▶ [Task prompt]: Every line that includes the word "przypadku" is to be listed.

────────────────────

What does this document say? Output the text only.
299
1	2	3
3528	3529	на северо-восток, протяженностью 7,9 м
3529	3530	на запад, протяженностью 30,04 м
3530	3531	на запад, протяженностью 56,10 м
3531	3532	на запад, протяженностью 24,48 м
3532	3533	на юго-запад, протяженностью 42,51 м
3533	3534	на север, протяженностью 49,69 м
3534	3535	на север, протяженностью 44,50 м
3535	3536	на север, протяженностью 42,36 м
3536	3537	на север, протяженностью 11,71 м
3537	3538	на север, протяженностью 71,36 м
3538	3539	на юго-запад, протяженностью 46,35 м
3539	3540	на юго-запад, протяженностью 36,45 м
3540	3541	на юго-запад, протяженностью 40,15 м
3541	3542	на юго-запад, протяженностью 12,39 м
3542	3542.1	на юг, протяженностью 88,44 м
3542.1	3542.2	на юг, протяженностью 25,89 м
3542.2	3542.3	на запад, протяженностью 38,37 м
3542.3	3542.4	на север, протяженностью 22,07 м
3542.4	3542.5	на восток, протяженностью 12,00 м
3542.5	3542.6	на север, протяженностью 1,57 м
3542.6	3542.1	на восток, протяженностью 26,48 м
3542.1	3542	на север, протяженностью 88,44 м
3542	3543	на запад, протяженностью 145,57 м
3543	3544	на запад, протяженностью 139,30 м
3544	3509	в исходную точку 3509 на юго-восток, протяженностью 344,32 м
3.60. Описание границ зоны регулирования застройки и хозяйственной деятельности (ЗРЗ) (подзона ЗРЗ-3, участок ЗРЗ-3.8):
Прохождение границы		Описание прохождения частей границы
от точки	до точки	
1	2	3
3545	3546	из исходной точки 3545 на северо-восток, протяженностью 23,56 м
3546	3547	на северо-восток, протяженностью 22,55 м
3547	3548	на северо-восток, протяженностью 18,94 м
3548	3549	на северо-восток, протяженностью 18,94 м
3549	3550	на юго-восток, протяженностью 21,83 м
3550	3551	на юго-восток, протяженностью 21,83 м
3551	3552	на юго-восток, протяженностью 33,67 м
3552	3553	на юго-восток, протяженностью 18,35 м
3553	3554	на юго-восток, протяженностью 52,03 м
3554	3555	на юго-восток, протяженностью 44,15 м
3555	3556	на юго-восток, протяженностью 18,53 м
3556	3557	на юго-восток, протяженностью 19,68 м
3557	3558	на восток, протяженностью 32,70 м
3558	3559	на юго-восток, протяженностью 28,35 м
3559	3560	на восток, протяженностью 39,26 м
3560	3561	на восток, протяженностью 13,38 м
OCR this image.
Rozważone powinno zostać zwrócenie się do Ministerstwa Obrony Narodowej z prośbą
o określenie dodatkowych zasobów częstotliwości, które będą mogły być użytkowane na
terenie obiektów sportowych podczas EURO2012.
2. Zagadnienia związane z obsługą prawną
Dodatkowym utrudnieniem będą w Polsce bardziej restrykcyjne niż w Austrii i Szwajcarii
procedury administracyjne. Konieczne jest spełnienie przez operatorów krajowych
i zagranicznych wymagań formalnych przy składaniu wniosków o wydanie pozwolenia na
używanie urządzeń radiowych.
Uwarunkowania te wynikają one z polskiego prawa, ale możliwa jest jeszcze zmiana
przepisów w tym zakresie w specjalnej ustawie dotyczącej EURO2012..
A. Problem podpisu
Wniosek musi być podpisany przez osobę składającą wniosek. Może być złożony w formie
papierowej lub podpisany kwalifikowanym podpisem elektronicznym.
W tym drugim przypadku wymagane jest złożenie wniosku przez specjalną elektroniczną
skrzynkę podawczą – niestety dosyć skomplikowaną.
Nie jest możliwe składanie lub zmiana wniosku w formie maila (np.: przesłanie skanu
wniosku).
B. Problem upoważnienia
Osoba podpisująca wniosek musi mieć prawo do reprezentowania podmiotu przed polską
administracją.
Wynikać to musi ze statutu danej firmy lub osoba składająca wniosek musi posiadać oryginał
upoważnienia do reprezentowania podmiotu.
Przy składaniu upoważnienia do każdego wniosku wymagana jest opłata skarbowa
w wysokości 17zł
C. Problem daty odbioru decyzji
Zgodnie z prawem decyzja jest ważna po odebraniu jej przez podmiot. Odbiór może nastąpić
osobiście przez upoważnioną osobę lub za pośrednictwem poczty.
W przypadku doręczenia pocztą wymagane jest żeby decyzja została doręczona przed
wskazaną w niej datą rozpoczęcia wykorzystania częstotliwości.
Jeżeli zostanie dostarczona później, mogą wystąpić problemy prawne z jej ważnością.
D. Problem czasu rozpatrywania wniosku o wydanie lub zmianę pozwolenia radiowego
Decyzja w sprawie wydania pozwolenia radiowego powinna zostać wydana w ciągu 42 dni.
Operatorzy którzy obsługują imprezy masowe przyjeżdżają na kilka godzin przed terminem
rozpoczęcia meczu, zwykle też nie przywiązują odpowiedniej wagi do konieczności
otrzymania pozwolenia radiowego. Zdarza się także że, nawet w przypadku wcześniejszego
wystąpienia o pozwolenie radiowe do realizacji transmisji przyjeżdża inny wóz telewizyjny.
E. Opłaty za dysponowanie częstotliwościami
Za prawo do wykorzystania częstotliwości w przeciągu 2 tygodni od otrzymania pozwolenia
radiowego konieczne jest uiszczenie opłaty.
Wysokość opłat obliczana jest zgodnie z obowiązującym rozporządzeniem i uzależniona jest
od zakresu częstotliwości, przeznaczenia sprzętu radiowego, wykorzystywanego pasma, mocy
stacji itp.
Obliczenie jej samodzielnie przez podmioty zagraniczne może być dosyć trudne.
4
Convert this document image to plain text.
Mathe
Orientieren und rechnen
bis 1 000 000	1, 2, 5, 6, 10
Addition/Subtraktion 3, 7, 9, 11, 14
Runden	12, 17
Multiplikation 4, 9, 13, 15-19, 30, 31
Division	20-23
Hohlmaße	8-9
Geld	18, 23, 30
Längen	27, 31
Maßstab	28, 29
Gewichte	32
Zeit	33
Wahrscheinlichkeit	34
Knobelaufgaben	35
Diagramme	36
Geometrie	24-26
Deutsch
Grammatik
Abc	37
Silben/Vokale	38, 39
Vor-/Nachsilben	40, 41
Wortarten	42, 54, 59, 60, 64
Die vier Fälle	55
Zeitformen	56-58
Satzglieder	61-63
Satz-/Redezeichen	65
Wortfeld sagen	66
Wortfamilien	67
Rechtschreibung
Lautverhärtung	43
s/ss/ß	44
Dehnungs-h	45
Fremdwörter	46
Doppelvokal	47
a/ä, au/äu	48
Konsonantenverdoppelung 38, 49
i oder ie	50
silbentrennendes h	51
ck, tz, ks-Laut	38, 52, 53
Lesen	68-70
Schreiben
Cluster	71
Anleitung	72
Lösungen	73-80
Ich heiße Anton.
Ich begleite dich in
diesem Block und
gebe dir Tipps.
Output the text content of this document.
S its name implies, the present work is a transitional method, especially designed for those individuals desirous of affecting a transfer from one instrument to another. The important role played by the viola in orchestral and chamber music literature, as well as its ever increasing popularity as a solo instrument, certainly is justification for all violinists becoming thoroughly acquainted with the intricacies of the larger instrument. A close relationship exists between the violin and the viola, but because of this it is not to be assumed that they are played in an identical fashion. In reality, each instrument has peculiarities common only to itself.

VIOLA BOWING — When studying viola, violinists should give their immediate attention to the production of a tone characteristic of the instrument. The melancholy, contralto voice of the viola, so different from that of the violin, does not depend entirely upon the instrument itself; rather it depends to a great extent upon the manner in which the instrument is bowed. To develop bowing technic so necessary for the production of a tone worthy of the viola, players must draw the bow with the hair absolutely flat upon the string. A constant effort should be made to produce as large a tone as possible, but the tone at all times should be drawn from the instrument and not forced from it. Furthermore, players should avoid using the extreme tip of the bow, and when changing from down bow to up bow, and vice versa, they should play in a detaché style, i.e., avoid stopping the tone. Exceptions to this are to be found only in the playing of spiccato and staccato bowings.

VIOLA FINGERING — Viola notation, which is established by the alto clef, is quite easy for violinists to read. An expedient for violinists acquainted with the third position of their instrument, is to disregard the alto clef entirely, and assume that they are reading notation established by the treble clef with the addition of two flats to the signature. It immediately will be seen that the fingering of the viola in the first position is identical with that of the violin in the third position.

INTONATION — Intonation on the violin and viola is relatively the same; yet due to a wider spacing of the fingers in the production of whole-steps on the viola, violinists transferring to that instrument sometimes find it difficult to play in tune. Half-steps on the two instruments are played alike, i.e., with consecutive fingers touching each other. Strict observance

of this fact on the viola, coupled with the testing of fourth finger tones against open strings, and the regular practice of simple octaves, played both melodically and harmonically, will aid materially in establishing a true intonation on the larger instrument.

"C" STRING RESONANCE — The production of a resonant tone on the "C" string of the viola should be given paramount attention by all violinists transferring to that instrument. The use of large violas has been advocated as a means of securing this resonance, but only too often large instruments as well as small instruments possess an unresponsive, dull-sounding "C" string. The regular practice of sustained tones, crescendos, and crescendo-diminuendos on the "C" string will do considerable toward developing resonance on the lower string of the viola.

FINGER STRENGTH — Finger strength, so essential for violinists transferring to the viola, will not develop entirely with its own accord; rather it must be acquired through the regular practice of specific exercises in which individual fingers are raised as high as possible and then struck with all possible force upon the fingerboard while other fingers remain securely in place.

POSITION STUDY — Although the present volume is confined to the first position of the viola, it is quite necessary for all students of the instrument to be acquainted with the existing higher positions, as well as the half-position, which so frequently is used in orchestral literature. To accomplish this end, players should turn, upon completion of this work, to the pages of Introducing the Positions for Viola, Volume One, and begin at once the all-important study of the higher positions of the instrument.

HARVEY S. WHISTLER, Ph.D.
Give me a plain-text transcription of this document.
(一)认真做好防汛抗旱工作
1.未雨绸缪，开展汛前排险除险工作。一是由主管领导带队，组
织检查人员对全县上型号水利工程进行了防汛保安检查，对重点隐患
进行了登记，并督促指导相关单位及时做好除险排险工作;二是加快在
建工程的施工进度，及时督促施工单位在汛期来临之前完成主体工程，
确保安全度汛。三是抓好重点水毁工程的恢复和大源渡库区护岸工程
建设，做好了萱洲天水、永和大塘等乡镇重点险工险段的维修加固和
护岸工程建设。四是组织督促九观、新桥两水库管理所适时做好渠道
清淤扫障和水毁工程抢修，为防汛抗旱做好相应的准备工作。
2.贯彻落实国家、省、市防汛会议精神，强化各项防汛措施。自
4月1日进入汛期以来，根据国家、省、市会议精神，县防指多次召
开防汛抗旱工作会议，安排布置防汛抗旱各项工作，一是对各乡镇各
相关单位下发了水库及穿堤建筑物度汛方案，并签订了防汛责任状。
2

────────────────────

▶ [Solution for this task]:
W tym drugim przypadku wymagane jest złożenie wniosku przez specjalną elektroniczną
W przypadku doręczenia pocztą wymagane jest żeby decyzja została doręczona przed
otrzymania pozwolenia radiowego. Zdarza się także że, nawet w przypadku wcześniejszego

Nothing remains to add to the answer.